Wherever a line in the data below holds "Device", copy that line.

Stored items from a collection
/---

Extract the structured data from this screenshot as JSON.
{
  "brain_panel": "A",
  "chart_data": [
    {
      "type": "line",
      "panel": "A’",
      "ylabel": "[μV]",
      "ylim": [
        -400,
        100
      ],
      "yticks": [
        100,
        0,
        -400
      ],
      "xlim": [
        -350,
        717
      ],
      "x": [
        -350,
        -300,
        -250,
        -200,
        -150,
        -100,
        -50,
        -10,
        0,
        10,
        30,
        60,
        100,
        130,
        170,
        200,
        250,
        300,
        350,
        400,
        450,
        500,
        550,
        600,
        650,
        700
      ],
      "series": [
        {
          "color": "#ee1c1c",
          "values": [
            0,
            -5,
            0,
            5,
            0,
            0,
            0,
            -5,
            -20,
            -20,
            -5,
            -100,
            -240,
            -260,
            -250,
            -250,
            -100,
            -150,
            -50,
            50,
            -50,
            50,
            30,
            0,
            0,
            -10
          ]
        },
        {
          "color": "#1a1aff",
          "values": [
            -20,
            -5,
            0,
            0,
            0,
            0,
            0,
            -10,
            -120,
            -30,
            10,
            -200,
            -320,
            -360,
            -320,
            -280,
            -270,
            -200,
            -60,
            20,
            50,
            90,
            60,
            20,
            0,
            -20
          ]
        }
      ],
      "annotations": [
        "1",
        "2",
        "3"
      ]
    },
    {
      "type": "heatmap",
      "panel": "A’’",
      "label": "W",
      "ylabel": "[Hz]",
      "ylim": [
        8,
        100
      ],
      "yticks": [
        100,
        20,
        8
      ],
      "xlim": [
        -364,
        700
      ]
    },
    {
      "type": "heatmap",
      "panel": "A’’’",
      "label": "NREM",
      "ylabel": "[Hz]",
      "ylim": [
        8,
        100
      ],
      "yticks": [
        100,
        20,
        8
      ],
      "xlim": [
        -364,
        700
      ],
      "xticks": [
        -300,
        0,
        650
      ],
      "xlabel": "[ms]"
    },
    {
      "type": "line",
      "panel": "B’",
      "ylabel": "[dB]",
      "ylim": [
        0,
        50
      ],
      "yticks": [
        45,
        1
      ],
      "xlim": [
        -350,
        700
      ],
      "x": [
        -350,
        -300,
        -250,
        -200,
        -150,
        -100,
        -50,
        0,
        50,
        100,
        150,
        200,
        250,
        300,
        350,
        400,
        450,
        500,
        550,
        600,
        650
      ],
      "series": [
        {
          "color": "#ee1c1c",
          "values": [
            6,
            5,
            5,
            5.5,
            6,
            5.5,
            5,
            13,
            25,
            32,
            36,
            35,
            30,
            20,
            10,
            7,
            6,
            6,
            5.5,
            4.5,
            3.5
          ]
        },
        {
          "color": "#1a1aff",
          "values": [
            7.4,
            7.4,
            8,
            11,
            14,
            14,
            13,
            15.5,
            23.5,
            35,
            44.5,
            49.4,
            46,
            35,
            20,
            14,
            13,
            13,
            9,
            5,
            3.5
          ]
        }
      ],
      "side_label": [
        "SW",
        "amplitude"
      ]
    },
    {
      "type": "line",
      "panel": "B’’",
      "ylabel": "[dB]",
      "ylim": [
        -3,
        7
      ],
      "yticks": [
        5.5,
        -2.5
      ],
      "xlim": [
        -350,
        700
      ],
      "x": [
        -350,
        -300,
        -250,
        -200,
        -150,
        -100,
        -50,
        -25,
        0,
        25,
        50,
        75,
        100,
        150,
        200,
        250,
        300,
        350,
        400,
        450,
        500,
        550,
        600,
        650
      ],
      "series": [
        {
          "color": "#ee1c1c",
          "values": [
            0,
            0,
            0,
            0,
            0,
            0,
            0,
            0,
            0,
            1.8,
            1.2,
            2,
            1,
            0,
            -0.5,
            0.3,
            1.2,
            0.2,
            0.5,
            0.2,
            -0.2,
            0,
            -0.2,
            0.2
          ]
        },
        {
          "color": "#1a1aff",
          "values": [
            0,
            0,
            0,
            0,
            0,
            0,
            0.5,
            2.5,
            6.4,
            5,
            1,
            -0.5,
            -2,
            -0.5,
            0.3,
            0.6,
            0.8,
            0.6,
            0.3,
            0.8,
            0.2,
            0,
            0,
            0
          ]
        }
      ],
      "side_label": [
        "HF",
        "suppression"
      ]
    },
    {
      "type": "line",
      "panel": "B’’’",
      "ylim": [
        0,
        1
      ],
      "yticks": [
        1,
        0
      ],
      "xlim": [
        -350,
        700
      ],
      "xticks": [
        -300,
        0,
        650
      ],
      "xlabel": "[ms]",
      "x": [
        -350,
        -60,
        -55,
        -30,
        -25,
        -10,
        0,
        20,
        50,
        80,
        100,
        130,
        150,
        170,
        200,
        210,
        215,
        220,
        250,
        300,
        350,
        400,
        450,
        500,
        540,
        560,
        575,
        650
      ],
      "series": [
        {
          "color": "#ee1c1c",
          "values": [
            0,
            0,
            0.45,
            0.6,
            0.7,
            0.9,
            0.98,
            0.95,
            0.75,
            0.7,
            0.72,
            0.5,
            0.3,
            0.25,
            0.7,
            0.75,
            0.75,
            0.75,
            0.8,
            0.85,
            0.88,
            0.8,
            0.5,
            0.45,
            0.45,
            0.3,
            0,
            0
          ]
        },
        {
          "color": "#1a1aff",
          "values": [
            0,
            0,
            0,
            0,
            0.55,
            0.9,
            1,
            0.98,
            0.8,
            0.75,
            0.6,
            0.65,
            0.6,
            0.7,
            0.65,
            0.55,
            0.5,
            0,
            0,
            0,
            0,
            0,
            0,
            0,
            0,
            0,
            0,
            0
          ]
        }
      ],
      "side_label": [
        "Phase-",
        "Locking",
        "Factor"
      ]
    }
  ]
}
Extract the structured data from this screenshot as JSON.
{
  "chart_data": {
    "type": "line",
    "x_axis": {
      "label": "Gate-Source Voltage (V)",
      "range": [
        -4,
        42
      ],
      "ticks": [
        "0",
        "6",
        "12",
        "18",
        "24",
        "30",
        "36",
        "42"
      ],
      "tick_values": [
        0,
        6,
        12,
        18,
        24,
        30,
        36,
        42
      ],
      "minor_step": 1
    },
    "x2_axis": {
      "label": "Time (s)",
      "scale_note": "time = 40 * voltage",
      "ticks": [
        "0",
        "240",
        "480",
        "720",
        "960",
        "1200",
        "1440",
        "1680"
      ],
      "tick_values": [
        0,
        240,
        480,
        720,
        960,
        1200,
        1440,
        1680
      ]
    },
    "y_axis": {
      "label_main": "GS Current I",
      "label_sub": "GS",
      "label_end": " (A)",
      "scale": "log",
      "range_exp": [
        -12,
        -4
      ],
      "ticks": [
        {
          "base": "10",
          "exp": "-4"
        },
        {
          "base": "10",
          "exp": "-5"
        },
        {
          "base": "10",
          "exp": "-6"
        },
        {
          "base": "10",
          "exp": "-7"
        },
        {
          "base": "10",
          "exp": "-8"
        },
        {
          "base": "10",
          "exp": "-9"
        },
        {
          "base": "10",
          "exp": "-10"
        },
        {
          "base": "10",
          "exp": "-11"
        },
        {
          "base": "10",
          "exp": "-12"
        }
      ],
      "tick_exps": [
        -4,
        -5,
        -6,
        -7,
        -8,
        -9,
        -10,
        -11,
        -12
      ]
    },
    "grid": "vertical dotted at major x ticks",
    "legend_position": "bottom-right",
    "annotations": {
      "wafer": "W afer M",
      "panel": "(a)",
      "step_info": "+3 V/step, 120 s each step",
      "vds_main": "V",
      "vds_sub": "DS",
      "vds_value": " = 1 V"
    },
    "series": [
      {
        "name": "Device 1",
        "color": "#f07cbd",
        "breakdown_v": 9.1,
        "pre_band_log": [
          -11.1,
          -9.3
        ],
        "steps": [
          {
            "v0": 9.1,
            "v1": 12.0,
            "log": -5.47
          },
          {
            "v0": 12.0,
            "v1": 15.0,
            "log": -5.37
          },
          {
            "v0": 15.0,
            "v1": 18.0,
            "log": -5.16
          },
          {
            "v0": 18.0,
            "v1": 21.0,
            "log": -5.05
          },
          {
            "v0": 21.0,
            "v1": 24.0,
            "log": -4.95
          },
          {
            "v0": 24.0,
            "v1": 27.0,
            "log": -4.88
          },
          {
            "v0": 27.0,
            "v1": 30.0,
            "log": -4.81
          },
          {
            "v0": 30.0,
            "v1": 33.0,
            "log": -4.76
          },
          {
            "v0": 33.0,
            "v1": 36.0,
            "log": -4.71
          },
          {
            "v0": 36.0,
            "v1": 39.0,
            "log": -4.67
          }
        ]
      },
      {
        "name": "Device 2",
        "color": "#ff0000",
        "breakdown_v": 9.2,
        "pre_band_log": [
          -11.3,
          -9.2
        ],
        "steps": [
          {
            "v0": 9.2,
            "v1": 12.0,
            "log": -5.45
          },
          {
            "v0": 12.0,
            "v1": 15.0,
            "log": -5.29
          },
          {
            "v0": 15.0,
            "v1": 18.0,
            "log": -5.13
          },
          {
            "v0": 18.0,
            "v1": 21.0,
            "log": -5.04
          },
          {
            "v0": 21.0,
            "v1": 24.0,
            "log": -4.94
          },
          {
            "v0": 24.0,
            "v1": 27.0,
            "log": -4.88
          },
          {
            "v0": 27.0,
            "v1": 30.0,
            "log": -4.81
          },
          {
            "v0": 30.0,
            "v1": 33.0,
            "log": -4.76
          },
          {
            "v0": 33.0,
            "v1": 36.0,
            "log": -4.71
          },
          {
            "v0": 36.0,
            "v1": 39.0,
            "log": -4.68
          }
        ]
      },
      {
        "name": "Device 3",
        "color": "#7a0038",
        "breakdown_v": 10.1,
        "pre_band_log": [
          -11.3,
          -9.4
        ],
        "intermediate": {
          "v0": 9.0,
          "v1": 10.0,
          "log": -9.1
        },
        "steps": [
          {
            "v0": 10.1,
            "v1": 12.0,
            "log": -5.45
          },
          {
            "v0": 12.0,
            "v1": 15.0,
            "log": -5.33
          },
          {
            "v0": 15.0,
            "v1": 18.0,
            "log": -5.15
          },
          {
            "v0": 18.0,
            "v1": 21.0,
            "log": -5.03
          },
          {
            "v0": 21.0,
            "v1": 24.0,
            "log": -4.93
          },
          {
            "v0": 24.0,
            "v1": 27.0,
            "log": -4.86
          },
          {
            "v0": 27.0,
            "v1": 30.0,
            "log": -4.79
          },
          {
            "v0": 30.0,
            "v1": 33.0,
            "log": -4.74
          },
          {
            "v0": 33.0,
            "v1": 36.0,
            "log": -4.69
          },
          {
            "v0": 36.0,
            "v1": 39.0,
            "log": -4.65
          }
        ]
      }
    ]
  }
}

\---

__RESULT OF THE TASK__
        "name": "Device 1",
        "name": "Device 2",
        "name": "Device 3",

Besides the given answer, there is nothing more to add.